### Task description
Retype the listing that follows, exactly as written.

Source data:

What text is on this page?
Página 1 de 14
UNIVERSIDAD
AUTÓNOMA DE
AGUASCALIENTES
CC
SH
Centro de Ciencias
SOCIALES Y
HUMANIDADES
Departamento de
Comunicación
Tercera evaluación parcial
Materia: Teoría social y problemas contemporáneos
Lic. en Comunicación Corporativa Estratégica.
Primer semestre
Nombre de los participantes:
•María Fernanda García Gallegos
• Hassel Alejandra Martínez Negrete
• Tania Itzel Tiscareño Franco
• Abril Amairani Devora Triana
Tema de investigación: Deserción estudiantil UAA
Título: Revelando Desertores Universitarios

### The response
What text is on this page?
Página 1 de 14
UNIVERSIDAD
AUTÓNOMA DE
AGUASCALIENTES
CC
SH
Centro de Ciencias
SOCIALES Y
HUMANIDADES
Departamento de
Comunicación
Tercera evaluación parcial
Materia: Teoría social y problemas contemporáneos
Lic. en Comunicación Corporativa Estratégica.
Primer semestre
Nombre de los participantes:
•María Fernanda García Gallegos
• Hassel Alejandra Martínez Negrete
• Tania Itzel Tiscareño Franco
• Abril Amairani Devora Triana
Tema de investigación: Deserción estudiantil UAA
Título: Revelando Desertores Universitarios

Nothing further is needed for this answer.